# Short problem
Take each line that has the word "Demo" and return it.

---------- Records ----------

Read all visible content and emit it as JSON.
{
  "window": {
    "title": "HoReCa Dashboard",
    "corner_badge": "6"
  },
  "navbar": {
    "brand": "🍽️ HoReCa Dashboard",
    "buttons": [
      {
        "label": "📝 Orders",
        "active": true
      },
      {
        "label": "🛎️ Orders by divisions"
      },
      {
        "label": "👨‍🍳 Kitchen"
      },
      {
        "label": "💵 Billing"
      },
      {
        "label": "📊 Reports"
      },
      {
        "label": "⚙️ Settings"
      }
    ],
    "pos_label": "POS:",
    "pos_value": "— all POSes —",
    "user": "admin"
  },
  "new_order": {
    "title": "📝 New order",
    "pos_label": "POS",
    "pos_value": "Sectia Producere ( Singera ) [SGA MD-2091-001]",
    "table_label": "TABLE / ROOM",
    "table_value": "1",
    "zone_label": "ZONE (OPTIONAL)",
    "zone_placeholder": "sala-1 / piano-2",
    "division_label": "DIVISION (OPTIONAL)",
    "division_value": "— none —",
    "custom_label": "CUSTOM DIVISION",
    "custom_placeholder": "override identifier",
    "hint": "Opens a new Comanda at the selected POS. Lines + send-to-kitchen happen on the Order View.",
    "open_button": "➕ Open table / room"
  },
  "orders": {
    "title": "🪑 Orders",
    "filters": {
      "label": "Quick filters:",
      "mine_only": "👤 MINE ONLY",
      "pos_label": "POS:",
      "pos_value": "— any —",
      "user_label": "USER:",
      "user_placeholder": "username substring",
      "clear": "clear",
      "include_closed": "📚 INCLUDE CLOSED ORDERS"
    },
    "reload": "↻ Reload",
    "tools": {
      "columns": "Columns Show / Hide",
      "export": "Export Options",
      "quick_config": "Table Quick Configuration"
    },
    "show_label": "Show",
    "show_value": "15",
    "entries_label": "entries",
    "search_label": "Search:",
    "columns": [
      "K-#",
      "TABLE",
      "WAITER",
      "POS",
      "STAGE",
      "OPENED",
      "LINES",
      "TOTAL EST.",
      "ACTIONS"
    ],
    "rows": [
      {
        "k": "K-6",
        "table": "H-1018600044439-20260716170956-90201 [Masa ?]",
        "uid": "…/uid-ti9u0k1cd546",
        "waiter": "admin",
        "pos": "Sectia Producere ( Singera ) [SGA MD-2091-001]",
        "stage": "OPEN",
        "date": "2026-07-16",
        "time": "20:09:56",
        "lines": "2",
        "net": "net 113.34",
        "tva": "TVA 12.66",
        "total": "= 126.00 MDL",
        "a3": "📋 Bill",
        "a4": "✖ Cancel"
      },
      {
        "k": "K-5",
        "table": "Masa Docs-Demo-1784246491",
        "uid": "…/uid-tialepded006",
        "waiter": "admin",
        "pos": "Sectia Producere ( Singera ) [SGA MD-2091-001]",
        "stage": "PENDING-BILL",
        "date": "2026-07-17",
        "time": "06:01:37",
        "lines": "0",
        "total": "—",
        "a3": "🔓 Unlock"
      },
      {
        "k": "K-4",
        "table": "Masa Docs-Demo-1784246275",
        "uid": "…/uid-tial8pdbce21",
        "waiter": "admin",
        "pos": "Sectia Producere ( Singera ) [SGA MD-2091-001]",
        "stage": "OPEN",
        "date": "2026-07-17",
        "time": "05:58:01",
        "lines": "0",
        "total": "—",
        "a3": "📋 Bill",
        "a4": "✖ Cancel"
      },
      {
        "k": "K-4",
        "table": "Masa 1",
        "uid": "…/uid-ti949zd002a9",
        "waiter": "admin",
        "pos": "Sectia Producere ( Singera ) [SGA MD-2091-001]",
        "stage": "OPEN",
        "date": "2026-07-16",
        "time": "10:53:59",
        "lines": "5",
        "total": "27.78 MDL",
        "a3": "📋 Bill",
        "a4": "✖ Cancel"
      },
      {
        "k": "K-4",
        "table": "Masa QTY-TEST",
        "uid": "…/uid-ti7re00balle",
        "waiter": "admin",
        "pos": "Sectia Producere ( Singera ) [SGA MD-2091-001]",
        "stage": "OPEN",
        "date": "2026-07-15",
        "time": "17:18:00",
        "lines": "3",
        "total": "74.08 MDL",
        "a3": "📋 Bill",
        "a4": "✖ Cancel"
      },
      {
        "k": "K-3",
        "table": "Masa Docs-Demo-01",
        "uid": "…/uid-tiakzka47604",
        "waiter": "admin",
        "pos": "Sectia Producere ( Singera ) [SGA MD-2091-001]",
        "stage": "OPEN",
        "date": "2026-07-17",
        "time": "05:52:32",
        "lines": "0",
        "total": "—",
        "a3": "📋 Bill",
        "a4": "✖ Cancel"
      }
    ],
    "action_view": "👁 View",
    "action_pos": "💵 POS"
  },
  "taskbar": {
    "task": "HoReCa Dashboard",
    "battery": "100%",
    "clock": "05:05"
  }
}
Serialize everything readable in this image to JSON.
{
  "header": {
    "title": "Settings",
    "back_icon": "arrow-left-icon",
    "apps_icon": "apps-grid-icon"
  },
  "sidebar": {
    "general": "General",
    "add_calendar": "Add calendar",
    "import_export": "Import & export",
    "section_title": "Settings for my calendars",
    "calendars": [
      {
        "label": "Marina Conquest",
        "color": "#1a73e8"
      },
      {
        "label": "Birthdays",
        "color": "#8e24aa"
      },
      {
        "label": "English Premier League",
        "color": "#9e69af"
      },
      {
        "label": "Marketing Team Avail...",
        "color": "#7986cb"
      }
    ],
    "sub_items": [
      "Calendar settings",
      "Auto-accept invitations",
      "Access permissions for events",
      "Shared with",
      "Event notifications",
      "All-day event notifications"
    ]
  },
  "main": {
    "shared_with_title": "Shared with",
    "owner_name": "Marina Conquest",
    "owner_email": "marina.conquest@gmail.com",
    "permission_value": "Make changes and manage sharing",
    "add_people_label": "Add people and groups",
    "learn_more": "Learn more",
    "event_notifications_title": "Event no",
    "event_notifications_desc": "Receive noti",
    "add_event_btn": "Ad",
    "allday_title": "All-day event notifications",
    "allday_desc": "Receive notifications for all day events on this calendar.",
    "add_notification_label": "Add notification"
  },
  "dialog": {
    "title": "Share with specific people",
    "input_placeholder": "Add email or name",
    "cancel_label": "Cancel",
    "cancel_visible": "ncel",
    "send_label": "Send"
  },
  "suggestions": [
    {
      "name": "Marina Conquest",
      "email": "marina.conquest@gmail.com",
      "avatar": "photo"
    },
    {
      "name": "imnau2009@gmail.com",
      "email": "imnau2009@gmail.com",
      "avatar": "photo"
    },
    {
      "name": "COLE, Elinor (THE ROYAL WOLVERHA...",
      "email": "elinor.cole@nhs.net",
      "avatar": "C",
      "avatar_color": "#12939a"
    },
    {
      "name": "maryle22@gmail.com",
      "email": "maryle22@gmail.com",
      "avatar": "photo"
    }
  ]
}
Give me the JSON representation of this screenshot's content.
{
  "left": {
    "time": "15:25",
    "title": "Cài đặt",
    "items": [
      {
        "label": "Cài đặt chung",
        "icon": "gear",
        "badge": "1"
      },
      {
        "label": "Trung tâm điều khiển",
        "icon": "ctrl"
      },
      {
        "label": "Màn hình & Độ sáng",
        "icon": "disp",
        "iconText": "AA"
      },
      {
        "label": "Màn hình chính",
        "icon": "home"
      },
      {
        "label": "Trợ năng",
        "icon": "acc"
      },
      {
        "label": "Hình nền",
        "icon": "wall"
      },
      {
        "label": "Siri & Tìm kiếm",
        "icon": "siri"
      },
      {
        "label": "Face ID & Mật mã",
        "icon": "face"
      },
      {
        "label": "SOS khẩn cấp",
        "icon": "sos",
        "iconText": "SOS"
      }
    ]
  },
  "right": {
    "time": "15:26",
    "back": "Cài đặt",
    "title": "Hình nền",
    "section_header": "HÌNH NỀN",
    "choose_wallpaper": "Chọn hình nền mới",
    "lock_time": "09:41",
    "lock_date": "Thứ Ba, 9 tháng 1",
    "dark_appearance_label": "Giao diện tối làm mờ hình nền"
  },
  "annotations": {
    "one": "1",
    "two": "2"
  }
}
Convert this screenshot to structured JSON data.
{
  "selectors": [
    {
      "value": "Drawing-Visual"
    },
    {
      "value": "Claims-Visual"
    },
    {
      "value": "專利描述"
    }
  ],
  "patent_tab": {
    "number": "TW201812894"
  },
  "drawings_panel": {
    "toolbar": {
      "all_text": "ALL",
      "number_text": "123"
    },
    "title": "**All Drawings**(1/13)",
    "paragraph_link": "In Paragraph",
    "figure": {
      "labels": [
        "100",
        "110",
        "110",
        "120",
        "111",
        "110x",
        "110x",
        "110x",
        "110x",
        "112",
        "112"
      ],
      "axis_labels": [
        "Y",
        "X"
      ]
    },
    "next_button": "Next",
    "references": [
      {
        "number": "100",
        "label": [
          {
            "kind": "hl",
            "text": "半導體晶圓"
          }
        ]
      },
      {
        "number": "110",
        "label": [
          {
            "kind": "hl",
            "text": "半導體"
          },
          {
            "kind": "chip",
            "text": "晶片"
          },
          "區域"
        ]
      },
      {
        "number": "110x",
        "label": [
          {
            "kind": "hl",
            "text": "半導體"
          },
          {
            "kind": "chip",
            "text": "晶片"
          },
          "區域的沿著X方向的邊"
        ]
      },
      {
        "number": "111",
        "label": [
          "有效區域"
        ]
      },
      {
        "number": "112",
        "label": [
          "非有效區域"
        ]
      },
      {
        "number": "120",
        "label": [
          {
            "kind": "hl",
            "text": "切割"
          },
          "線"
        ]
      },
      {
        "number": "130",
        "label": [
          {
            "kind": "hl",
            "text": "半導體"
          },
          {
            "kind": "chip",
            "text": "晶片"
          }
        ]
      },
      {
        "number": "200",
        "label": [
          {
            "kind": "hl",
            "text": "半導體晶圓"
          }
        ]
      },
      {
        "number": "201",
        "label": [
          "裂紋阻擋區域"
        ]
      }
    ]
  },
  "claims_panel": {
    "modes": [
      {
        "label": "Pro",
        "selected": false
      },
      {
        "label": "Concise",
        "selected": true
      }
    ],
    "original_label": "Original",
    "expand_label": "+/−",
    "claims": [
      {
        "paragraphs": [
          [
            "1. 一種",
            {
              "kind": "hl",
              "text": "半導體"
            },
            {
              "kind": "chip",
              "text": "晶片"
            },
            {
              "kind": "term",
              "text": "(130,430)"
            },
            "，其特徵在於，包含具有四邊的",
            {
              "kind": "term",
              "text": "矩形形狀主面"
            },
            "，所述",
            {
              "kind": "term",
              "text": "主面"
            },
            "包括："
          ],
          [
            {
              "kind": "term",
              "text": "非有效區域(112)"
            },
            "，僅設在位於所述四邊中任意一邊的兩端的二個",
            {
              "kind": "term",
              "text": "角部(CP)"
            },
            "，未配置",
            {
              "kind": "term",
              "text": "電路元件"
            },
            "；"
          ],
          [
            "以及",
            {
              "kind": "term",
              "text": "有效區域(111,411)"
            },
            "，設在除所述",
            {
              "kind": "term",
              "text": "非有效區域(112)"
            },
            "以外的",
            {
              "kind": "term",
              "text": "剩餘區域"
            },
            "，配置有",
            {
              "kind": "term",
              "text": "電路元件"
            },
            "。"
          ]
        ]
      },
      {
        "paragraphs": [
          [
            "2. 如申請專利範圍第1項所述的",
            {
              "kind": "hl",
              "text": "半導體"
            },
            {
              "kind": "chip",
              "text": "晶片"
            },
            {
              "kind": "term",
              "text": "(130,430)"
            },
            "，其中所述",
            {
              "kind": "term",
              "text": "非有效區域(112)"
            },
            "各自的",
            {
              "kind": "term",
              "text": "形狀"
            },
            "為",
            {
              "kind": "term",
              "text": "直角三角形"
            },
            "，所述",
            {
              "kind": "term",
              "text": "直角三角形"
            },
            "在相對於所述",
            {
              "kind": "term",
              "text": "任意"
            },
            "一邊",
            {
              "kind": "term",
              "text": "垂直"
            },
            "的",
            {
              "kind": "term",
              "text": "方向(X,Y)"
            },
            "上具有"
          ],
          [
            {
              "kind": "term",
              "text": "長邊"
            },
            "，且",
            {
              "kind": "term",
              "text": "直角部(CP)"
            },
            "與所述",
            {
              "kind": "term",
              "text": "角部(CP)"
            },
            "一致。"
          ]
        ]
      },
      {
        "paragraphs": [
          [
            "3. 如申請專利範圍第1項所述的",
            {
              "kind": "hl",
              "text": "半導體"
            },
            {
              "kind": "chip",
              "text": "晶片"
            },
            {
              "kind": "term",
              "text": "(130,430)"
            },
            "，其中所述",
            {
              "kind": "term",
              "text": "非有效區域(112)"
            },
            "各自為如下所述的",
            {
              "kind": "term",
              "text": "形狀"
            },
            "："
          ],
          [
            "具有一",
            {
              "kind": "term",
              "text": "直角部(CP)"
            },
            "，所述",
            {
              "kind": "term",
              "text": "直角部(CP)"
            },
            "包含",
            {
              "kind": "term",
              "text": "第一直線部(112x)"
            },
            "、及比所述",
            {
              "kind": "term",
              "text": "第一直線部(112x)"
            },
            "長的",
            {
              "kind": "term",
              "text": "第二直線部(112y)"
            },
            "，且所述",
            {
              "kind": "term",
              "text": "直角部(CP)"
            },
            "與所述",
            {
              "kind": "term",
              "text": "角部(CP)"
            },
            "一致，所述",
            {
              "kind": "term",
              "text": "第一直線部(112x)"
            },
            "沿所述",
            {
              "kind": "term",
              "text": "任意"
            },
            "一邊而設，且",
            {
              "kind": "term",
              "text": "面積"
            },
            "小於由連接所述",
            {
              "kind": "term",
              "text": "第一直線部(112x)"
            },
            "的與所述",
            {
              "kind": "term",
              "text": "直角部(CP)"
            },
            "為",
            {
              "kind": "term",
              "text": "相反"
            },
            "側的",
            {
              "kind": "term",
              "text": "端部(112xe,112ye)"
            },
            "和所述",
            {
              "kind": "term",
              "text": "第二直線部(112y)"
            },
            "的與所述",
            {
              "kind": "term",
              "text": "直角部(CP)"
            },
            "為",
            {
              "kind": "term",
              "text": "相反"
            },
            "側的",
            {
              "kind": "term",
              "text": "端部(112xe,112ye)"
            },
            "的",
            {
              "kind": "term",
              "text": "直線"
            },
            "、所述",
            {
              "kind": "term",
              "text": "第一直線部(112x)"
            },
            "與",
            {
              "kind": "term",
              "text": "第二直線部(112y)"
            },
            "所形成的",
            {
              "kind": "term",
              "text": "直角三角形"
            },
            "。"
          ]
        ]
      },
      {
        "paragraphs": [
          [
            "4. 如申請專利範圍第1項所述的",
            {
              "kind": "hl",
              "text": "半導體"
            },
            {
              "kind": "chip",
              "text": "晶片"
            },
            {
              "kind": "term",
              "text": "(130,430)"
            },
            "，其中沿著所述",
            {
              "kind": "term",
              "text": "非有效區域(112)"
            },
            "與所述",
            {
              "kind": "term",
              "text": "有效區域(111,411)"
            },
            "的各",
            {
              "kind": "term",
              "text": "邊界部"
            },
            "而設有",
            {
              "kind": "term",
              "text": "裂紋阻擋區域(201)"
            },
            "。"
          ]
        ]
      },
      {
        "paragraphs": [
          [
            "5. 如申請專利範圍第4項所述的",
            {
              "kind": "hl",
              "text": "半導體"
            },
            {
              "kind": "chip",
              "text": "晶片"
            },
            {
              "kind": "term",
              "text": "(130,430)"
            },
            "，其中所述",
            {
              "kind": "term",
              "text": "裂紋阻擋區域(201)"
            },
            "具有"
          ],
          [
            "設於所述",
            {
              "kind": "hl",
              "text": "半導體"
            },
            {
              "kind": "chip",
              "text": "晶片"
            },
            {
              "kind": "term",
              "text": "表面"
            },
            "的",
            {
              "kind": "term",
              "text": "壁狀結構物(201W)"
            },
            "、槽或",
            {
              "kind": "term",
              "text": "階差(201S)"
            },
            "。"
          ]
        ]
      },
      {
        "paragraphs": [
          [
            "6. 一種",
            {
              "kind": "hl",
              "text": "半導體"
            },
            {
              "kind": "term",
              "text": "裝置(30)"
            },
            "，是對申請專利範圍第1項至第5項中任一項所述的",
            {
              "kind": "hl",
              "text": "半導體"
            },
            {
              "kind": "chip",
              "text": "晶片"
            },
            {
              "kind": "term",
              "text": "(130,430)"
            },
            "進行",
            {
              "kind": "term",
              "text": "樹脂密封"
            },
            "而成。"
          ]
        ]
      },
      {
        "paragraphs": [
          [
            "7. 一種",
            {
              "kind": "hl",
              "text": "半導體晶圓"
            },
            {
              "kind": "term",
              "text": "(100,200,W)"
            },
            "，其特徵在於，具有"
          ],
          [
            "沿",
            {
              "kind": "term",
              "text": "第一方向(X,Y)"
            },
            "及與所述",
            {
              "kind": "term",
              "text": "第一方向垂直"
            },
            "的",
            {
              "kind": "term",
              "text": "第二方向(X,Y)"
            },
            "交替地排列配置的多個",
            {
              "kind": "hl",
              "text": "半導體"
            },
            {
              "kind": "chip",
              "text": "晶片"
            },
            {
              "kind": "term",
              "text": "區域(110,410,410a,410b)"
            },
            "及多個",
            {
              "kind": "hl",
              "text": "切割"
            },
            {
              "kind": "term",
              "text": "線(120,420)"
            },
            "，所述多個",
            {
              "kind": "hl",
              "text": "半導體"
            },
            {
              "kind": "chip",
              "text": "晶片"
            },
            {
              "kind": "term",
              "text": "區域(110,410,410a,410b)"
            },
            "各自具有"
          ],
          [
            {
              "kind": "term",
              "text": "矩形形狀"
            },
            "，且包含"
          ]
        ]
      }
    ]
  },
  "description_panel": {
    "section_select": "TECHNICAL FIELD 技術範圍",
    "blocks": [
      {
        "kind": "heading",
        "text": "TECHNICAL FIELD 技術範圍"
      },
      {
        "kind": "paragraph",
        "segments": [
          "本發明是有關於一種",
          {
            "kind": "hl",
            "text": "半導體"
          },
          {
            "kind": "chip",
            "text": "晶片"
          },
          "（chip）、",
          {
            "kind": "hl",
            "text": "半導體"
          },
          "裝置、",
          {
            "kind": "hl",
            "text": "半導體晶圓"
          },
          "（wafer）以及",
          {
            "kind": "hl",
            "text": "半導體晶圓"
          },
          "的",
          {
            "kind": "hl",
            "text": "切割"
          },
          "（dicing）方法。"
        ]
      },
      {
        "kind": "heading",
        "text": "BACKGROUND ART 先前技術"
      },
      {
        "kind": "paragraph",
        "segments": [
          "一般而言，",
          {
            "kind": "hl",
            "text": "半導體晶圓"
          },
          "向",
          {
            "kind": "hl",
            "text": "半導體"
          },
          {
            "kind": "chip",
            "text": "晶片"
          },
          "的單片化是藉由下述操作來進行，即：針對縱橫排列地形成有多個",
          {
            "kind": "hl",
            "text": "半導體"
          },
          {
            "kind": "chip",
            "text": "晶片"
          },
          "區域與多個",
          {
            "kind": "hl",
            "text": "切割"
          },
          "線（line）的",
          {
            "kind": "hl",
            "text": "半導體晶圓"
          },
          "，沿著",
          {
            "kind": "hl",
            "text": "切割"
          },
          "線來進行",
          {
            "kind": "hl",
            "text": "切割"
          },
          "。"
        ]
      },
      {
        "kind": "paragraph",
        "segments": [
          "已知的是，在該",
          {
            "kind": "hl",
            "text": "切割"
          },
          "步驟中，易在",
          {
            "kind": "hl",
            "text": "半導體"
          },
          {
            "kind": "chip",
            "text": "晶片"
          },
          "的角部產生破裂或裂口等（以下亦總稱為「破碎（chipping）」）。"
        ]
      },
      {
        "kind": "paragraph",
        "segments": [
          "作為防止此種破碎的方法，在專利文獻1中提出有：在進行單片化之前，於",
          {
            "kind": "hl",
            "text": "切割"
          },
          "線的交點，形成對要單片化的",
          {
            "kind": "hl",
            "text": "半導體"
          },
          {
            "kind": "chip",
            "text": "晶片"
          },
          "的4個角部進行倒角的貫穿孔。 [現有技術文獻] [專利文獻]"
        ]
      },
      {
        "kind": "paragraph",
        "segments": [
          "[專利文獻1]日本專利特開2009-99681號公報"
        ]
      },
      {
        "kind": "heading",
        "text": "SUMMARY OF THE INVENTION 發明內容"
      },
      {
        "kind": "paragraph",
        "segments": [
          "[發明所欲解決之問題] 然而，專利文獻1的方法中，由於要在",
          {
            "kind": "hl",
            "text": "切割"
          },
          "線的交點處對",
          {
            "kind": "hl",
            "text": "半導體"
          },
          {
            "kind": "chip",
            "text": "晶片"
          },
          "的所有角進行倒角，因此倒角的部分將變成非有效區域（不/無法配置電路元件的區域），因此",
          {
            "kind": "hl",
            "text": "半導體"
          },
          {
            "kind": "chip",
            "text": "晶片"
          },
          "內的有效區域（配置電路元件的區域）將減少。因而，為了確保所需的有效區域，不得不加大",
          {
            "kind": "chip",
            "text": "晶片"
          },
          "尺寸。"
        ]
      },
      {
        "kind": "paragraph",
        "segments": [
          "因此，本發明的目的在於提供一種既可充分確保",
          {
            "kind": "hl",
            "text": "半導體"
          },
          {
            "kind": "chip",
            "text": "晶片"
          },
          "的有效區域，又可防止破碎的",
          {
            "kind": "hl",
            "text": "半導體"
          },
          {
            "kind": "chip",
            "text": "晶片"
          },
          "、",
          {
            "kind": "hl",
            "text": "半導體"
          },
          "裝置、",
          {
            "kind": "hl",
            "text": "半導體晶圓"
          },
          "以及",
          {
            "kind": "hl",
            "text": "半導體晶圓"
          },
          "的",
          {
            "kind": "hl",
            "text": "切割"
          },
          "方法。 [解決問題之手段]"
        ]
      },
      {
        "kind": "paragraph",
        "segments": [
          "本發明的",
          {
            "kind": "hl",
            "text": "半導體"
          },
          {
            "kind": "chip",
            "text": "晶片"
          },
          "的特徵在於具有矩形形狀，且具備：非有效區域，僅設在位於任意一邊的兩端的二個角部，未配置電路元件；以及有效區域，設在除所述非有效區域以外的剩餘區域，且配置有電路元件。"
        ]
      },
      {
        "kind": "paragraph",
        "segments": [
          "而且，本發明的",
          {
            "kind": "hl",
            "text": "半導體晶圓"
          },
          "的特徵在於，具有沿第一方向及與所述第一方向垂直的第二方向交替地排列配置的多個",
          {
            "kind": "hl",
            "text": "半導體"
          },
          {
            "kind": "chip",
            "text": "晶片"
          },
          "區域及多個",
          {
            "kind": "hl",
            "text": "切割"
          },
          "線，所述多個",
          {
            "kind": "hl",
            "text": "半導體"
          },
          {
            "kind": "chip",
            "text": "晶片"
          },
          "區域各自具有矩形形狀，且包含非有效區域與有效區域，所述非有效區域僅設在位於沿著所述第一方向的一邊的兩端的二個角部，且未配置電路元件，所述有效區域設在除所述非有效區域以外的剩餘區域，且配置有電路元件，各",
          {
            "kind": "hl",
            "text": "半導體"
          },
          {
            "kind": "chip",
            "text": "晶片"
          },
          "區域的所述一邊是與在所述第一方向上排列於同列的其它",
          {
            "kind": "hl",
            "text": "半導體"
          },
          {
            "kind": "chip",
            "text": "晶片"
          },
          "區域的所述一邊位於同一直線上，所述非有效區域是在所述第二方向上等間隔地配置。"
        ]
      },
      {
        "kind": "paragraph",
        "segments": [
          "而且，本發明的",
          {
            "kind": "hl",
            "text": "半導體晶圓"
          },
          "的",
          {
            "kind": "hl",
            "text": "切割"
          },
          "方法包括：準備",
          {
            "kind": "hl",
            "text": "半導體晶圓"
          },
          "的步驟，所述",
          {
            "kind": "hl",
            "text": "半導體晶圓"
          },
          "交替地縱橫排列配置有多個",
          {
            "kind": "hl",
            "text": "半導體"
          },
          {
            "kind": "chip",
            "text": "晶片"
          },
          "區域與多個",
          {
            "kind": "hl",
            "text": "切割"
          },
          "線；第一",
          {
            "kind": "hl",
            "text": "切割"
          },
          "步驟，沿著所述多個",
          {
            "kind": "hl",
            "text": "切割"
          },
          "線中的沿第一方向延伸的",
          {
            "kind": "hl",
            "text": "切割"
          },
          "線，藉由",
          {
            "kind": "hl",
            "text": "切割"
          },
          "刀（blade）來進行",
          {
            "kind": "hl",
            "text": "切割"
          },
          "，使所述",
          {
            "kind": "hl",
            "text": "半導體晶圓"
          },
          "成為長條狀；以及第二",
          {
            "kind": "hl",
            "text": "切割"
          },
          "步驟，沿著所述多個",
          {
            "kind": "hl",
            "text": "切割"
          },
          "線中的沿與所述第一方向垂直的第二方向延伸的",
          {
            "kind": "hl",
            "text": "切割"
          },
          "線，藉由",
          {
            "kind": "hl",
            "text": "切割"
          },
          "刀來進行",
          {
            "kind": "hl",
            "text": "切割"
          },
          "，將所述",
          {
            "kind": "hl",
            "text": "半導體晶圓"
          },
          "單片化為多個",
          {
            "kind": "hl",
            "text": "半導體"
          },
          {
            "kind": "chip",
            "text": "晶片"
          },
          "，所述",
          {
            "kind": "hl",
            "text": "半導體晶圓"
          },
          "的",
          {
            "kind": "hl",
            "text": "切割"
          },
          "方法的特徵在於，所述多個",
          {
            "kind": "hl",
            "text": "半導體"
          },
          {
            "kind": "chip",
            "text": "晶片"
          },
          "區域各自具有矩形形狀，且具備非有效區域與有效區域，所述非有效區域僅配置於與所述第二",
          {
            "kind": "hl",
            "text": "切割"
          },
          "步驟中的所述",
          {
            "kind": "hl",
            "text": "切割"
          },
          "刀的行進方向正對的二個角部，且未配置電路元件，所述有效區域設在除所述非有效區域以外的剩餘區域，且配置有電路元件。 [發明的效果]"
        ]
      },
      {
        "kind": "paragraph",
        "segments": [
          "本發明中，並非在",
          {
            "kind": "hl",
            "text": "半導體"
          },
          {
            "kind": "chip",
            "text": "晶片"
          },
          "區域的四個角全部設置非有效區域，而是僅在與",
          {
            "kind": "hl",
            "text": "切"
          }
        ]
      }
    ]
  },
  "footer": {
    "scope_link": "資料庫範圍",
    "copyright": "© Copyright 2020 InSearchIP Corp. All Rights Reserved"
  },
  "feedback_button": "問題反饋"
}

----------

# Problem solution
        "table": "Masa Docs-Demo-1784246491",
        "table": "Masa Docs-Demo-1784246275",
        "table": "Masa Docs-Demo-01",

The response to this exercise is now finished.